### Your instructions
Reproduce the full listing that appears beneath this instruction exactly.

### Data entries
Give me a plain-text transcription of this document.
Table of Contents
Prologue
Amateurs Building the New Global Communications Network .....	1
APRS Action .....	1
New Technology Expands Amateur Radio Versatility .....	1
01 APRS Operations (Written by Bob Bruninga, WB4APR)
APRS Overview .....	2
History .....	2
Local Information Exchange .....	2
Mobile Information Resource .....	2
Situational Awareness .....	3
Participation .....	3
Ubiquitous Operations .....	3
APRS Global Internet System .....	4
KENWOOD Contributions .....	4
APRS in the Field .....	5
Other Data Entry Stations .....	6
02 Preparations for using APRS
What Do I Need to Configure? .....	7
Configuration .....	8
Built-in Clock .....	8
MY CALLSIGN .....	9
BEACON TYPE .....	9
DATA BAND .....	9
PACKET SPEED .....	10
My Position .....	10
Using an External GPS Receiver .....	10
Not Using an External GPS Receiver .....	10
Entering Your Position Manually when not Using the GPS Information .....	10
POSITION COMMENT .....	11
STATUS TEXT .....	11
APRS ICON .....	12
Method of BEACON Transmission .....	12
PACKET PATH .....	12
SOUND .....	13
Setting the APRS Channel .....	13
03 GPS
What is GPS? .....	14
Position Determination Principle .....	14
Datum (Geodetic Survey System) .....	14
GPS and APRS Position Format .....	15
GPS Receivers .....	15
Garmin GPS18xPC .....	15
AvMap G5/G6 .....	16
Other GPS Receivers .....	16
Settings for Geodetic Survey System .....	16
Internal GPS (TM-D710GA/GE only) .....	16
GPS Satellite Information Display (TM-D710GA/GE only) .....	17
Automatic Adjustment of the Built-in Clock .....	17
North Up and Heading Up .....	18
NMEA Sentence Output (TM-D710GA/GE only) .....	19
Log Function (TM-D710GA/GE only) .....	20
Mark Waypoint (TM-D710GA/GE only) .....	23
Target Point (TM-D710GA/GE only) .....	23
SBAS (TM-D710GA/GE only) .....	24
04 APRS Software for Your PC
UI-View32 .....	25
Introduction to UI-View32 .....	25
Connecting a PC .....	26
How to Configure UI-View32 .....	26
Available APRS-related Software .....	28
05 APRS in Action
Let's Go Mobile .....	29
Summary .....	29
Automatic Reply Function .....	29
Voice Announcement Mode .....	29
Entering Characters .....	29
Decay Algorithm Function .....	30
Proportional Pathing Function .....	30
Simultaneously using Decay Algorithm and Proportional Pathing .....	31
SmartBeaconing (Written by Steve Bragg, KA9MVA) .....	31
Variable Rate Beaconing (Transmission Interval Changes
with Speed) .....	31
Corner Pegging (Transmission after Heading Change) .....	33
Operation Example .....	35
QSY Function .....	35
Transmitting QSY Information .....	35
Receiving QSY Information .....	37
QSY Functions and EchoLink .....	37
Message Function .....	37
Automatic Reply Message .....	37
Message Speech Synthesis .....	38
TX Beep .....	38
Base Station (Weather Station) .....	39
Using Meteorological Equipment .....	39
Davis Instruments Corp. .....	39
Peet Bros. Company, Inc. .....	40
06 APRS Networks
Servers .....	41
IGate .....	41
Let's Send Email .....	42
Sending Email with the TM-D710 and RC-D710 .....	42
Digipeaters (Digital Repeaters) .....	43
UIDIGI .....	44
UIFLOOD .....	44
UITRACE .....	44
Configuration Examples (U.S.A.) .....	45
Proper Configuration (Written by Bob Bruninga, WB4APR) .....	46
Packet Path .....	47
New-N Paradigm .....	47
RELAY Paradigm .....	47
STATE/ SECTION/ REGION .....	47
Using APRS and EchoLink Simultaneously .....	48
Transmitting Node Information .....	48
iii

### Response below
Give me a plain-text transcription of this document.
Table of Contents
Prologue
Amateurs Building the New Global Communications Network .....	1
APRS Action .....	1
New Technology Expands Amateur Radio Versatility .....	1
01 APRS Operations (Written by Bob Bruninga, WB4APR)
APRS Overview .....	2
History .....	2
Local Information Exchange .....	2
Mobile Information Resource .....	2
Situational Awareness .....	3
Participation .....	3
Ubiquitous Operations .....	3
APRS Global Internet System .....	4
KENWOOD Contributions .....	4
APRS in the Field .....	5
Other Data Entry Stations .....	6
02 Preparations for using APRS
What Do I Need to Configure? .....	7
Configuration .....	8
Built-in Clock .....	8
MY CALLSIGN .....	9
BEACON TYPE .....	9
DATA BAND .....	9
PACKET SPEED .....	10
My Position .....	10
Using an External GPS Receiver .....	10
Not Using an External GPS Receiver .....	10
Entering Your Position Manually when not Using the GPS Information .....	10
POSITION COMMENT .....	11
STATUS TEXT .....	11
APRS ICON .....	12
Method of BEACON Transmission .....	12
PACKET PATH .....	12
SOUND .....	13
Setting the APRS Channel .....	13
03 GPS
What is GPS? .....	14
Position Determination Principle .....	14
Datum (Geodetic Survey System) .....	14
GPS and APRS Position Format .....	15
GPS Receivers .....	15
Garmin GPS18xPC .....	15
AvMap G5/G6 .....	16
Other GPS Receivers .....	16
Settings for Geodetic Survey System .....	16
Internal GPS (TM-D710GA/GE only) .....	16
GPS Satellite Information Display (TM-D710GA/GE only) .....	17
Automatic Adjustment of the Built-in Clock .....	17
North Up and Heading Up .....	18
NMEA Sentence Output (TM-D710GA/GE only) .....	19
Log Function (TM-D710GA/GE only) .....	20
Mark Waypoint (TM-D710GA/GE only) .....	23
Target Point (TM-D710GA/GE only) .....	23
SBAS (TM-D710GA/GE only) .....	24
04 APRS Software for Your PC
UI-View32 .....	25
Introduction to UI-View32 .....	25
Connecting a PC .....	26
How to Configure UI-View32 .....	26
Available APRS-related Software .....	28
05 APRS in Action
Let's Go Mobile .....	29
Summary .....	29
Automatic Reply Function .....	29
Voice Announcement Mode .....	29
Entering Characters .....	29
Decay Algorithm Function .....	30
Proportional Pathing Function .....	30
Simultaneously using Decay Algorithm and Proportional Pathing .....	31
SmartBeaconing (Written by Steve Bragg, KA9MVA) .....	31
Variable Rate Beaconing (Transmission Interval Changes
with Speed) .....	31
Corner Pegging (Transmission after Heading Change) .....	33
Operation Example .....	35
QSY Function .....	35
Transmitting QSY Information .....	35
Receiving QSY Information .....	37
QSY Functions and EchoLink .....	37
Message Function .....	37
Automatic Reply Message .....	37
Message Speech Synthesis .....	38
TX Beep .....	38
Base Station (Weather Station) .....	39
Using Meteorological Equipment .....	39
Davis Instruments Corp. .....	39
Peet Bros. Company, Inc. .....	40
06 APRS Networks
Servers .....	41
IGate .....	41
Let's Send Email .....	42
Sending Email with the TM-D710 and RC-D710 .....	42
Digipeaters (Digital Repeaters) .....	43
UIDIGI .....	44
UIFLOOD .....	44
UITRACE .....	44
Configuration Examples (U.S.A.) .....	45
Proper Configuration (Written by Bob Bruninga, WB4APR) .....	46
Packet Path .....	47
New-N Paradigm .....	47
RELAY Paradigm .....	47
STATE/ SECTION/ REGION .....	47
Using APRS and EchoLink Simultaneously .....	48
Transmitting Node Information .....	48
iii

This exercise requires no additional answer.